**Exercise:** Without the pictures, can you quote each line below exactly?

**Given records:**
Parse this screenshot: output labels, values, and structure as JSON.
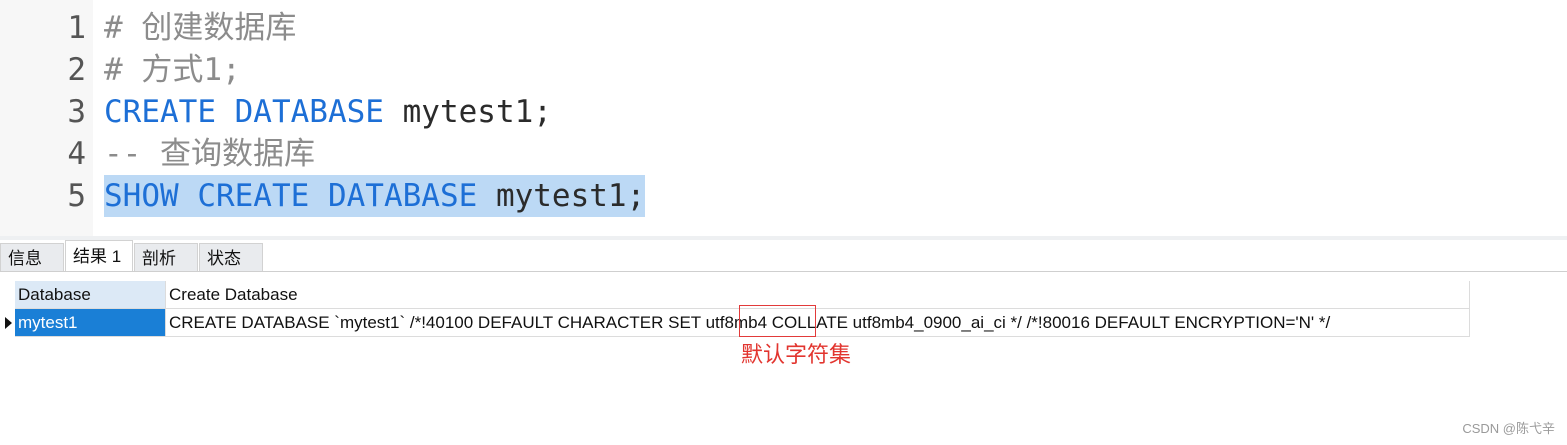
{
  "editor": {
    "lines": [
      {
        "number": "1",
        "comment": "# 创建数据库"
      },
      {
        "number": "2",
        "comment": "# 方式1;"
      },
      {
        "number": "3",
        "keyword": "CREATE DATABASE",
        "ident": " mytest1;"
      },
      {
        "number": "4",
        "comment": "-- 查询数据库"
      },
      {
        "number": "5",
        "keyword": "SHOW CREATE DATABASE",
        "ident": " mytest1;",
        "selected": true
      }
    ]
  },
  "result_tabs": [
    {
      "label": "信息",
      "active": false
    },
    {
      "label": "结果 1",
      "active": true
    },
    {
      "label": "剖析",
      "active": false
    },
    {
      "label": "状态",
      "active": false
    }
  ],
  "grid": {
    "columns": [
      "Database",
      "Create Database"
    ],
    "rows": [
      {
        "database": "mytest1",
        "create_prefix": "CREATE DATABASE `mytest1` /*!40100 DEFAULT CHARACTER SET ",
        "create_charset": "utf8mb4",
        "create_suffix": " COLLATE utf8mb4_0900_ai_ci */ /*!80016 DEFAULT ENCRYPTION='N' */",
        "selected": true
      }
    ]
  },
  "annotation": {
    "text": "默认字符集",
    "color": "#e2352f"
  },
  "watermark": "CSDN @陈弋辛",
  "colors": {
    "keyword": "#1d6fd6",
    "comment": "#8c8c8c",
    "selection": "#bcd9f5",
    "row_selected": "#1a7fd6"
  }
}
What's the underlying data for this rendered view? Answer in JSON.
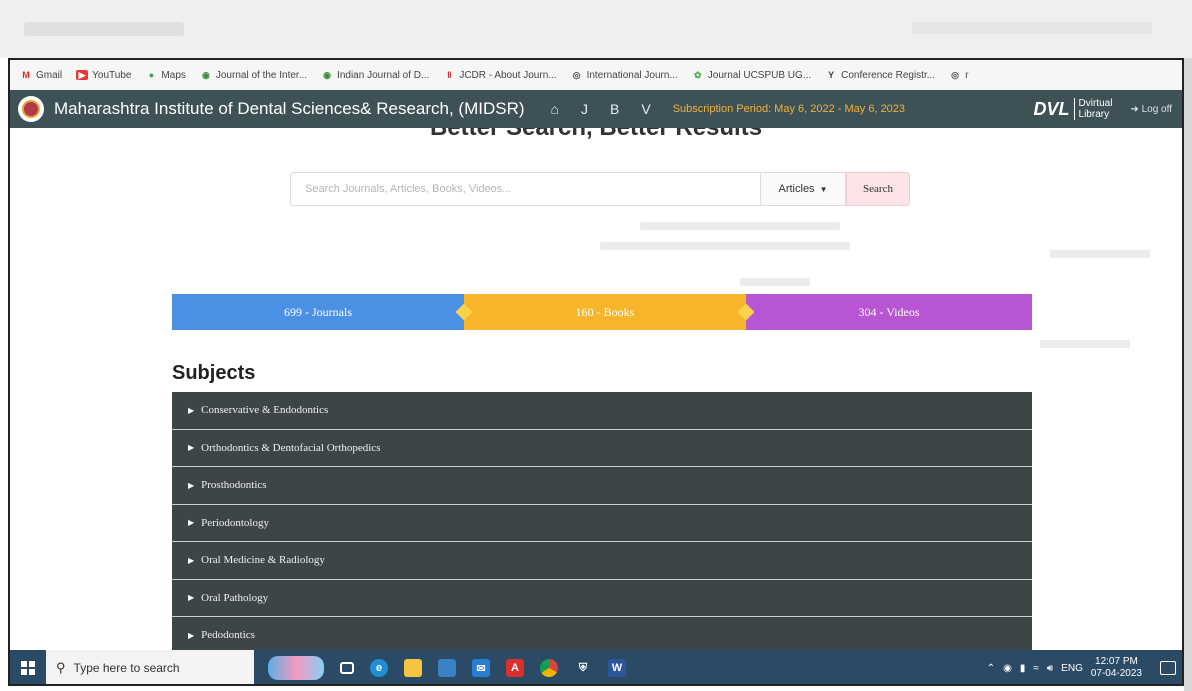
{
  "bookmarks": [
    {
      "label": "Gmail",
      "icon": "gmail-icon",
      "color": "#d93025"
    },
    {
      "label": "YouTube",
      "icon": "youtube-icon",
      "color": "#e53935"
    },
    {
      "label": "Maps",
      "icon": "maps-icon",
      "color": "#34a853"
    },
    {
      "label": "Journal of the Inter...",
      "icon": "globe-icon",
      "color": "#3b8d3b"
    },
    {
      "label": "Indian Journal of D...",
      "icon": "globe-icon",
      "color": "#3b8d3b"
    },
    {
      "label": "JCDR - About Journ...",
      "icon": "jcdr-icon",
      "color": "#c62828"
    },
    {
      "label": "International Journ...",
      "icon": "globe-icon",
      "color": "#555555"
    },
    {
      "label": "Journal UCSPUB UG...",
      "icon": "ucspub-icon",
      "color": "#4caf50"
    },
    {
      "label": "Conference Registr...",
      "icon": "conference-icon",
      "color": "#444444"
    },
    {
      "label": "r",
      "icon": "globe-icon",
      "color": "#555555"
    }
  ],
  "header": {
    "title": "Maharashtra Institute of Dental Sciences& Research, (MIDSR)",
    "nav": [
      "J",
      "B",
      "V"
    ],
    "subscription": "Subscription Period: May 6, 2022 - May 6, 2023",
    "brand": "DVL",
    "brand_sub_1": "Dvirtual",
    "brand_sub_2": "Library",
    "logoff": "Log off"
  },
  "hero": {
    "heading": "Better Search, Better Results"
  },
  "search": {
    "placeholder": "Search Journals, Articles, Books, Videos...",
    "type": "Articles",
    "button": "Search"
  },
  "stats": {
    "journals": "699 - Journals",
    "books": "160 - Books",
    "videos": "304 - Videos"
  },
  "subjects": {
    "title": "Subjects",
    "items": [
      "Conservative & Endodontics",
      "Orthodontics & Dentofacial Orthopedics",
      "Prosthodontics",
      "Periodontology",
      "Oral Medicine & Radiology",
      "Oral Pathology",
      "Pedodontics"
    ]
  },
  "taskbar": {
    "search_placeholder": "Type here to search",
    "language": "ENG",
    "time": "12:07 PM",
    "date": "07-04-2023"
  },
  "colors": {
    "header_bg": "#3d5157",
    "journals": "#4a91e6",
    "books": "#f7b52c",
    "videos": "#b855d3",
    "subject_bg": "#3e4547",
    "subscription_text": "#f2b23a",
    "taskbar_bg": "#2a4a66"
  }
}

**Reply:**
Parse this screenshot: output labels, values, and structure as JSON.
{
  "editor": {
    "lines": [
      {
        "number": "1",
        "comment": "# 创建数据库"
      },
      {
        "number": "2",
        "comment": "# 方式1;"
      },
      {
        "number": "3",
        "keyword": "CREATE DATABASE",
        "ident": " mytest1;"
      },
      {
        "number": "4",
        "comment": "-- 查询数据库"
      },
      {
        "number": "5",
        "keyword": "SHOW CREATE DATABASE",
        "ident": " mytest1;",
        "selected": true
      }
    ]
  },
  "result_tabs": [
    {
      "label": "信息",
      "active": false
    },
    {
      "label": "结果 1",
      "active": true
    },
    {
      "label": "剖析",
      "active": false
    },
    {
      "label": "状态",
      "active": false
    }
  ],
  "grid": {
    "columns": [
      "Database",
      "Create Database"
    ],
    "rows": [
      {
        "database": "mytest1",
        "create_prefix": "CREATE DATABASE `mytest1` /*!40100 DEFAULT CHARACTER SET ",
        "create_charset": "utf8mb4",
        "create_suffix": " COLLATE utf8mb4_0900_ai_ci */ /*!80016 DEFAULT ENCRYPTION='N' */",
        "selected": true
      }
    ]
  },
  "annotation": {
    "text": "默认字符集",
    "color": "#e2352f"
  },
  "watermark": "CSDN @陈弋辛",
  "colors": {
    "keyword": "#1d6fd6",
    "comment": "#8c8c8c",
    "selection": "#bcd9f5",
    "row_selected": "#1a7fd6"
  }
}
What's the underlying data for this rendered view? Answer in JSON.
{
  "bookmarks": [
    {
      "label": "Gmail",
      "icon": "gmail-icon",
      "color": "#d93025"
    },
    {
      "label": "YouTube",
      "icon": "youtube-icon",
      "color": "#e53935"
    },
    {
      "label": "Maps",
      "icon": "maps-icon",
      "color": "#34a853"
    },
    {
      "label": "Journal of the Inter...",
      "icon": "globe-icon",
      "color": "#3b8d3b"
    },
    {
      "label": "Indian Journal of D...",
      "icon": "globe-icon",
      "color": "#3b8d3b"
    },
    {
      "label": "JCDR - About Journ...",
      "icon": "jcdr-icon",
      "color": "#c62828"
    },
    {
      "label": "International Journ...",
      "icon": "globe-icon",
      "color": "#555555"
    },
    {
      "label": "Journal UCSPUB UG...",
      "icon": "ucspub-icon",
      "color": "#4caf50"
    },
    {
      "label": "Conference Registr...",
      "icon": "conference-icon",
      "color": "#444444"
    },
    {
      "label": "r",
      "icon": "globe-icon",
      "color": "#555555"
    }
  ],
  "header": {
    "title": "Maharashtra Institute of Dental Sciences& Research, (MIDSR)",
    "nav": [
      "J",
      "B",
      "V"
    ],
    "subscription": "Subscription Period: May 6, 2022 - May 6, 2023",
    "brand": "DVL",
    "brand_sub_1": "Dvirtual",
    "brand_sub_2": "Library",
    "logoff": "Log off"
  },
  "hero": {
    "heading": "Better Search, Better Results"
  },
  "search": {
    "placeholder": "Search Journals, Articles, Books, Videos...",
    "type": "Articles",
    "button": "Search"
  },
  "stats": {
    "journals": "699 - Journals",
    "books": "160 - Books",
    "videos": "304 - Videos"
  },
  "subjects": {
    "title": "Subjects",
    "items": [
      "Conservative & Endodontics",
      "Orthodontics & Dentofacial Orthopedics",
      "Prosthodontics",
      "Periodontology",
      "Oral Medicine & Radiology",
      "Oral Pathology",
      "Pedodontics"
    ]
  },
  "taskbar": {
    "search_placeholder": "Type here to search",
    "language": "ENG",
    "time": "12:07 PM",
    "date": "07-04-2023"
  },
  "colors": {
    "header_bg": "#3d5157",
    "journals": "#4a91e6",
    "books": "#f7b52c",
    "videos": "#b855d3",
    "subject_bg": "#3e4547",
    "subscription_text": "#f2b23a",
    "taskbar_bg": "#2a4a66"
  }
}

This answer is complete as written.